» EXERCISE INSTRUCTIONS: Report how many lines of the records below include the word "newest". Give nothing but the number.

Figure record extracts:
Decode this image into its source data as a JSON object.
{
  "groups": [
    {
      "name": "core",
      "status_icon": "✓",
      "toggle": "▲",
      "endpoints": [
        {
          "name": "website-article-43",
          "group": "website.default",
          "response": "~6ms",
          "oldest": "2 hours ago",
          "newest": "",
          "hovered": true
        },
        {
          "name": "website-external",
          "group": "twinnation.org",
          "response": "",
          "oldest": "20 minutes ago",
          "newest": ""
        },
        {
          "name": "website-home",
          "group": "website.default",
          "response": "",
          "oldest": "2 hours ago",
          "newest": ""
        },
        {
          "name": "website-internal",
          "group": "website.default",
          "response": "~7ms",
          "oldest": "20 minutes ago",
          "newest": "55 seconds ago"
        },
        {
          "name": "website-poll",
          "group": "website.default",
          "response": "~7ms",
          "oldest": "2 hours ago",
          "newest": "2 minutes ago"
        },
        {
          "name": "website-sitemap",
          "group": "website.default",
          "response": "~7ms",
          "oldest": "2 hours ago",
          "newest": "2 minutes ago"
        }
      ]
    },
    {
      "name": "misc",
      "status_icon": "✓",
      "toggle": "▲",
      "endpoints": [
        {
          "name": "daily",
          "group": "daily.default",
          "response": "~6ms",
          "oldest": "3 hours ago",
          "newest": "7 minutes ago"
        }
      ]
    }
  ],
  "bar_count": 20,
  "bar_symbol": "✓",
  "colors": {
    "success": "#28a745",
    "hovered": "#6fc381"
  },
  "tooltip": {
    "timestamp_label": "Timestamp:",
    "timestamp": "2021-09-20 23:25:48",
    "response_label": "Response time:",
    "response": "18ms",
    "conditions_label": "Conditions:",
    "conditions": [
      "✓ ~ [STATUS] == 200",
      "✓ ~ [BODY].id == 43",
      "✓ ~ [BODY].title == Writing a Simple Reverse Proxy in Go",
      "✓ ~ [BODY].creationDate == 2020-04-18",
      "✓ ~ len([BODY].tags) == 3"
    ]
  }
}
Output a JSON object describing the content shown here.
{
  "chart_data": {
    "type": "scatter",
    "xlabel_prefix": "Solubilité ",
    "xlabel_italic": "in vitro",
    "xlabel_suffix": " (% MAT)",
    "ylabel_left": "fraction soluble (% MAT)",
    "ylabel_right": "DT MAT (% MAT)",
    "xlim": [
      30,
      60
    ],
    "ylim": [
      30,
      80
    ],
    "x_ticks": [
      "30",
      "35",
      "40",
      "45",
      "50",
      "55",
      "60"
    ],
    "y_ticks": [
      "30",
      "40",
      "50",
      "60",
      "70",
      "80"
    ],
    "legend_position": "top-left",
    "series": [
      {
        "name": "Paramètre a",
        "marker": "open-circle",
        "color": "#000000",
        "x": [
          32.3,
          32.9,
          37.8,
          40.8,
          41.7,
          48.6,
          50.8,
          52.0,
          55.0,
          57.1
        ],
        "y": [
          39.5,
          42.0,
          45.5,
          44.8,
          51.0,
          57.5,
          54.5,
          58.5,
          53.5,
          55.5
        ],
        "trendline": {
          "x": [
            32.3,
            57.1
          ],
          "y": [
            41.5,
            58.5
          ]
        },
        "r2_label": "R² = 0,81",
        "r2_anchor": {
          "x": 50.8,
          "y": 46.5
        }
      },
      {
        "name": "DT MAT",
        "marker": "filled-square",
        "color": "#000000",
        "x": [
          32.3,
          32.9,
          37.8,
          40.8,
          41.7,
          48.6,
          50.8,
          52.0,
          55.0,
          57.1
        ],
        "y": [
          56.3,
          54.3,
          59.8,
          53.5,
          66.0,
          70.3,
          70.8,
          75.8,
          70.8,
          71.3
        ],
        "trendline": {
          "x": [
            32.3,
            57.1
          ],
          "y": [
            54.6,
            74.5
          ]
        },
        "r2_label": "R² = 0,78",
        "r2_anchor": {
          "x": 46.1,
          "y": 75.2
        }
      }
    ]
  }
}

» RESULT OF THIS TASK: 7